EXERCISE
Reproduce every line of the rows below verbatim, omitting the pictures from your output.

DATA TO PROCESS
-- -- --
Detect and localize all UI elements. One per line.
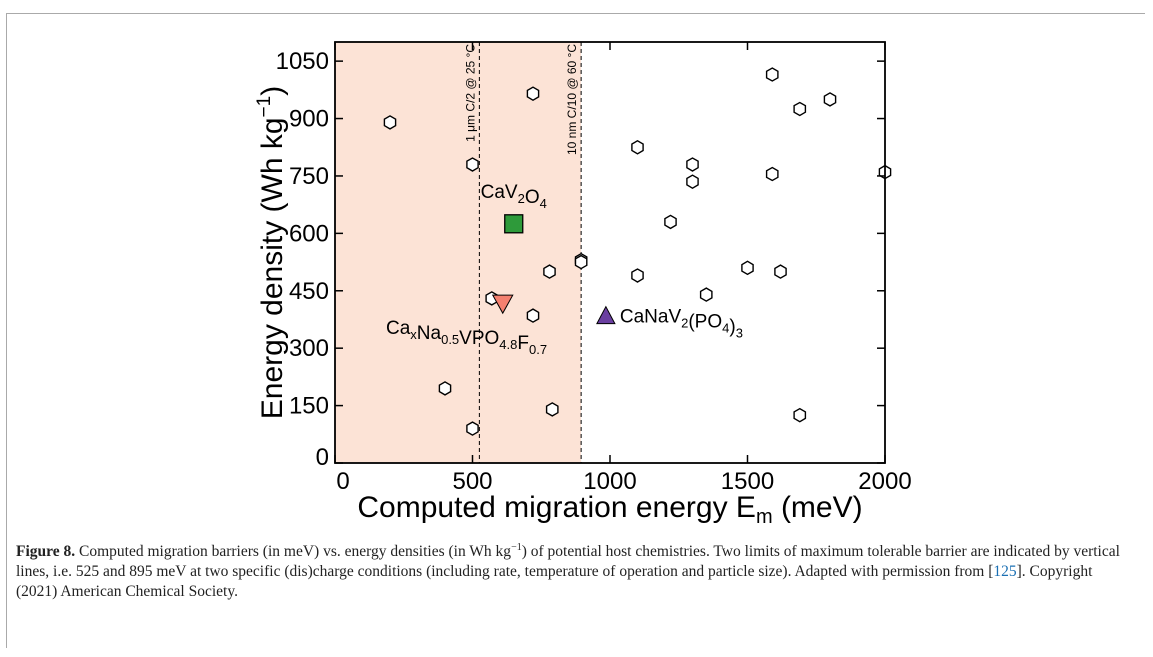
caption-label: Figure 8. — [16, 543, 76, 561]
x-tick-label: 1500 — [721, 468, 774, 495]
y-tick-label: 150 — [289, 393, 329, 420]
data-point-hexagon — [686, 174, 699, 190]
data-point-hexagon — [686, 157, 699, 172]
data-point-hexagon — [466, 157, 479, 172]
y-tick-label: 750 — [289, 163, 329, 190]
data-point-hexagon — [793, 407, 807, 423]
caption-text-1: Computed migration barriers (in meV) vs.… — [75, 543, 512, 561]
x-tick-label: 0 — [336, 468, 349, 495]
data-point-hexagon — [823, 92, 837, 107]
shaded-region — [335, 42, 582, 463]
data-point-hexagon — [383, 115, 397, 130]
data-point-hexagon — [774, 264, 787, 279]
scatter-chart: 1 μm C/2 @ 25 °C 10 nm C/10 @ 60 °C CaV2O… — [254, 41, 912, 528]
data-point-cav2o4 — [504, 214, 524, 234]
data-point-hexagon — [664, 214, 677, 230]
caption-text-3: ]. Copyright (2021) American Chemical So… — [16, 563, 1093, 601]
y-tick-label: 300 — [289, 335, 329, 362]
data-point-hexagon — [438, 381, 452, 396]
data-point-hexagon — [793, 101, 807, 117]
data-point-hexagon — [741, 260, 754, 276]
data-point-hexagon — [765, 166, 779, 182]
x-tick-label: 500 — [452, 468, 492, 495]
data-point-hexagon — [526, 86, 540, 102]
y-tick-label: 0 — [316, 444, 329, 471]
data-point-hexagon — [526, 308, 540, 323]
caption-reference-link[interactable]: 125 — [993, 563, 1017, 581]
y-tick-label: 600 — [289, 220, 329, 247]
data-point-hexagon — [765, 67, 779, 82]
x-tick-label: 1000 — [583, 468, 636, 495]
annotation-cav2o4: CaV2O4 — [481, 182, 547, 211]
y-tick-label: 450 — [289, 278, 329, 305]
data-point-hexagon — [543, 264, 556, 279]
data-point-hexagon — [545, 402, 559, 417]
figure-frame — [6, 13, 1145, 648]
data-point-hexagon — [631, 268, 644, 283]
x-axis-label: Computed migration energy Em (meV) — [357, 491, 862, 528]
limit-line-label: 1 μm C/2 @ 25 °C — [463, 44, 477, 142]
annotation-canav2po43: CaNaV2(PO4)3 — [620, 307, 743, 341]
data-point-canav2po43 — [596, 305, 616, 325]
y-tick-label: 1050 — [276, 48, 329, 75]
data-point-hexagon — [631, 139, 644, 155]
caption-sup: −1 — [511, 542, 522, 553]
data-point-hexagon — [574, 254, 588, 270]
data-point-hexagon — [699, 287, 713, 302]
data-point-hexagon — [466, 421, 479, 436]
caption-text-2: ) of potential host chemistries. Two lim… — [16, 543, 1120, 581]
limit-line-label: 10 nm C/10 @ 60 °C — [565, 44, 579, 155]
x-tick-label: 2000 — [858, 468, 911, 495]
data-point-canavpof — [491, 294, 514, 315]
y-tick-label: 900 — [289, 106, 329, 133]
figure-caption: Figure 8. Computed migration barriers (i… — [16, 538, 1136, 602]
annotation-canavpof: CaxNa0.5VPO4.8F0.7 — [386, 318, 547, 357]
y-axis-label: Energy density (Wh kg−1) — [254, 86, 289, 419]
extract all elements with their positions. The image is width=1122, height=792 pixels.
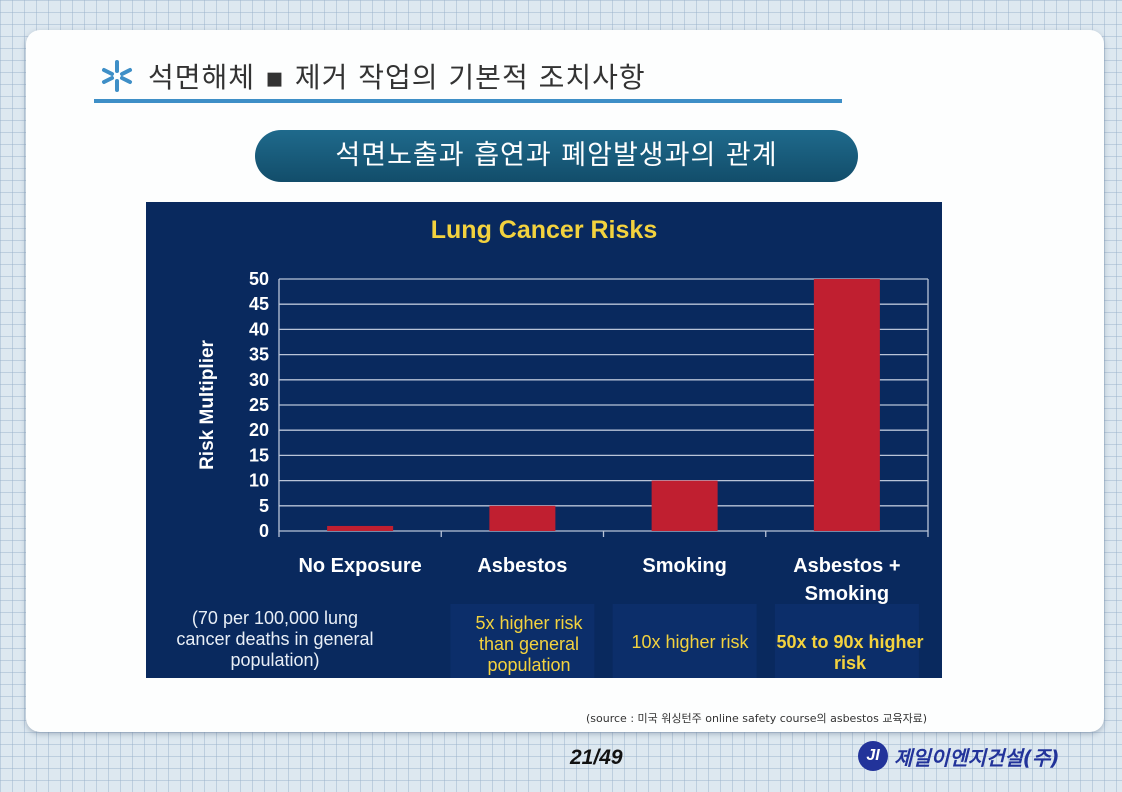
note-asbestos-smoking: 50x to 90x higher risk <box>776 632 924 673</box>
x-category-label: No Exposure <box>298 555 421 577</box>
x-category-label: Asbestos + Smoking <box>793 555 900 605</box>
y-tick-label: 40 <box>249 319 269 339</box>
title-underline <box>94 99 842 103</box>
y-tick-label: 30 <box>249 370 269 390</box>
bar <box>813 279 880 531</box>
chart-panel: Lung Cancer Risks 0 5 10 15 20 25 30 35 40 45 50 No… <box>146 202 942 678</box>
bar <box>651 480 718 531</box>
x-category-label: Smoking <box>642 555 726 577</box>
slide-title: 석면해체 ▪ 제거 작업의 기본적 조치사항 <box>148 61 646 94</box>
asterisk-icon <box>102 60 132 92</box>
note-tile <box>450 604 595 678</box>
y-tick-label: 5 <box>259 496 269 516</box>
note-tile <box>612 604 757 678</box>
y-tick-label: 15 <box>249 445 269 465</box>
source-citation: (source : 미국 워싱턴주 online safety course의 … <box>586 712 928 725</box>
page-number: 21/49 <box>570 746 623 769</box>
y-tick-label: 45 <box>249 294 269 314</box>
note-no-exposure: (70 per 100,000 lung cancer deaths in ge… <box>176 608 374 670</box>
y-tick-label: 35 <box>249 345 269 365</box>
note-smoking: 10x higher risk <box>631 632 749 652</box>
note-tile <box>774 604 919 678</box>
y-tick-label: 20 <box>249 420 269 440</box>
y-tick-label: 0 <box>259 521 269 541</box>
note-asbestos: 5x higher risk than general population <box>475 613 583 675</box>
company-logo: JI 제일이엔지건설(주) <box>858 741 1059 771</box>
x-category-label: Asbestos <box>477 555 567 577</box>
y-axis-label: Risk Multiplier <box>197 339 218 469</box>
bar-chart: 0 5 10 15 20 25 30 35 40 45 50 No Exposure Asbestos S… <box>197 269 929 678</box>
company-name: 제일이엔지건설(주) <box>894 745 1060 770</box>
y-tick-label: 50 <box>249 269 269 289</box>
y-tick-label: 25 <box>249 395 269 415</box>
bar <box>327 525 394 531</box>
subtitle-banner: 석면노출과 흡연과 폐암발생과의 관계 <box>255 130 858 182</box>
logo-mark-icon: JI <box>858 741 888 771</box>
slide-title-row: 석면해체 ▪ 제거 작업의 기본적 조치사항 <box>100 56 646 96</box>
chart-title: Lung Cancer Risks <box>430 216 658 244</box>
bar <box>489 505 556 531</box>
y-tick-label: 10 <box>249 471 269 491</box>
-- -- --
WRITTEN SOLUTION
Detect and localize all UI elements. One per line.
caption-label: Figure 8. — [16, 543, 76, 561]
x-tick-label: 1500 — [721, 468, 774, 495]
y-tick-label: 150 — [289, 393, 329, 420]
data-point-hexagon — [686, 174, 699, 190]
data-point-hexagon — [686, 157, 699, 172]
data-point-hexagon — [466, 157, 479, 172]
y-tick-label: 750 — [289, 163, 329, 190]
data-point-hexagon — [793, 407, 807, 423]
caption-text-1: Computed migration barriers (in meV) vs.… — [75, 543, 512, 561]
x-tick-label: 0 — [336, 468, 349, 495]
data-point-hexagon — [823, 92, 837, 107]
shaded-region — [335, 42, 582, 463]
data-point-hexagon — [383, 115, 397, 130]
data-point-hexagon — [774, 264, 787, 279]
scatter-chart: 1 μm C/2 @ 25 °C 10 nm C/10 @ 60 °C CaV2O… — [254, 41, 912, 528]
data-point-cav2o4 — [504, 214, 524, 234]
data-point-hexagon — [664, 214, 677, 230]
caption-text-3: ]. Copyright (2021) American Chemical So… — [16, 563, 1093, 601]
y-tick-label: 300 — [289, 335, 329, 362]
data-point-hexagon — [438, 381, 452, 396]
data-point-hexagon — [793, 101, 807, 117]
data-point-hexagon — [741, 260, 754, 276]
data-point-hexagon — [765, 166, 779, 182]
x-tick-label: 500 — [452, 468, 492, 495]
data-point-hexagon — [526, 86, 540, 102]
y-tick-label: 0 — [316, 444, 329, 471]
data-point-hexagon — [526, 308, 540, 323]
caption-reference-link[interactable]: 125 — [993, 563, 1017, 581]
y-tick-label: 600 — [289, 220, 329, 247]
data-point-hexagon — [765, 67, 779, 82]
x-tick-label: 1000 — [583, 468, 636, 495]
annotation-cav2o4: CaV2O4 — [481, 182, 547, 211]
y-tick-label: 450 — [289, 278, 329, 305]
data-point-hexagon — [543, 264, 556, 279]
data-point-hexagon — [545, 402, 559, 417]
figure-frame — [6, 13, 1145, 648]
data-point-hexagon — [631, 268, 644, 283]
x-axis-label: Computed migration energy Em (meV) — [357, 491, 862, 528]
limit-line-label: 1 μm C/2 @ 25 °C — [463, 44, 477, 142]
annotation-canav2po43: CaNaV2(PO4)3 — [620, 307, 743, 341]
data-point-canav2po43 — [596, 305, 616, 325]
y-tick-label: 1050 — [276, 48, 329, 75]
data-point-hexagon — [631, 139, 644, 155]
caption-sup: −1 — [511, 542, 522, 553]
data-point-hexagon — [574, 254, 588, 270]
data-point-hexagon — [699, 287, 713, 302]
data-point-hexagon — [466, 421, 479, 436]
caption-text-2: ) of potential host chemistries. Two lim… — [16, 543, 1120, 581]
limit-line-label: 10 nm C/10 @ 60 °C — [565, 44, 579, 155]
x-tick-label: 2000 — [858, 468, 911, 495]
data-point-canavpof — [491, 294, 514, 315]
y-tick-label: 900 — [289, 106, 329, 133]
figure-caption: Figure 8. Computed migration barriers (i… — [16, 538, 1136, 602]
annotation-canavpof: CaxNa0.5VPO4.8F0.7 — [386, 318, 547, 357]
y-axis-label: Energy density (Wh kg−1) — [254, 86, 289, 419]
extract all elements with their positions. The image is width=1122, height=792 pixels.
note-asbestos-smoking: 50x to 90x higher risk <box>776 632 924 673</box>
x-category-label: No Exposure <box>298 555 421 577</box>
x-category-label: Asbestos + Smoking <box>793 555 900 605</box>
y-tick-label: 40 <box>249 319 269 339</box>
title-underline <box>94 99 842 103</box>
y-tick-label: 30 <box>249 370 269 390</box>
bar <box>813 279 880 531</box>
chart-panel: Lung Cancer Risks 0 5 10 15 20 25 30 35 40 45 50 No… <box>146 202 942 678</box>
bar <box>651 480 718 531</box>
x-category-label: Smoking <box>642 555 726 577</box>
slide-title: 석면해체 ▪ 제거 작업의 기본적 조치사항 <box>148 61 646 94</box>
asterisk-icon <box>102 60 132 92</box>
note-tile <box>450 604 595 678</box>
y-tick-label: 5 <box>259 496 269 516</box>
note-tile <box>612 604 757 678</box>
y-tick-label: 15 <box>249 445 269 465</box>
source-citation: (source : 미국 워싱턴주 online safety course의 … <box>586 712 928 725</box>
page-number: 21/49 <box>570 746 623 769</box>
y-tick-label: 45 <box>249 294 269 314</box>
note-no-exposure: (70 per 100,000 lung cancer deaths in ge… <box>176 608 374 670</box>
y-tick-label: 35 <box>249 345 269 365</box>
note-smoking: 10x higher risk <box>631 632 749 652</box>
note-tile <box>774 604 919 678</box>
y-tick-label: 20 <box>249 420 269 440</box>
y-tick-label: 0 <box>259 521 269 541</box>
note-asbestos: 5x higher risk than general population <box>475 613 583 675</box>
company-logo: JI 제일이엔지건설(주) <box>858 741 1059 771</box>
x-category-label: Asbestos <box>477 555 567 577</box>
y-axis-label: Risk Multiplier <box>197 339 218 469</box>
bar-chart: 0 5 10 15 20 25 30 35 40 45 50 No Exposure Asbestos S… <box>197 269 929 678</box>
company-name: 제일이엔지건설(주) <box>894 745 1060 770</box>
y-tick-label: 50 <box>249 269 269 289</box>
y-tick-label: 25 <box>249 395 269 415</box>
bar <box>327 525 394 531</box>
subtitle-banner: 석면노출과 흡연과 폐암발생과의 관계 <box>255 130 858 182</box>
logo-mark-icon: JI <box>858 741 888 771</box>
slide-title-row: 석면해체 ▪ 제거 작업의 기본적 조치사항 <box>100 56 646 96</box>
chart-title: Lung Cancer Risks <box>430 216 658 244</box>
bar <box>489 505 556 531</box>
y-tick-label: 10 <box>249 471 269 491</box>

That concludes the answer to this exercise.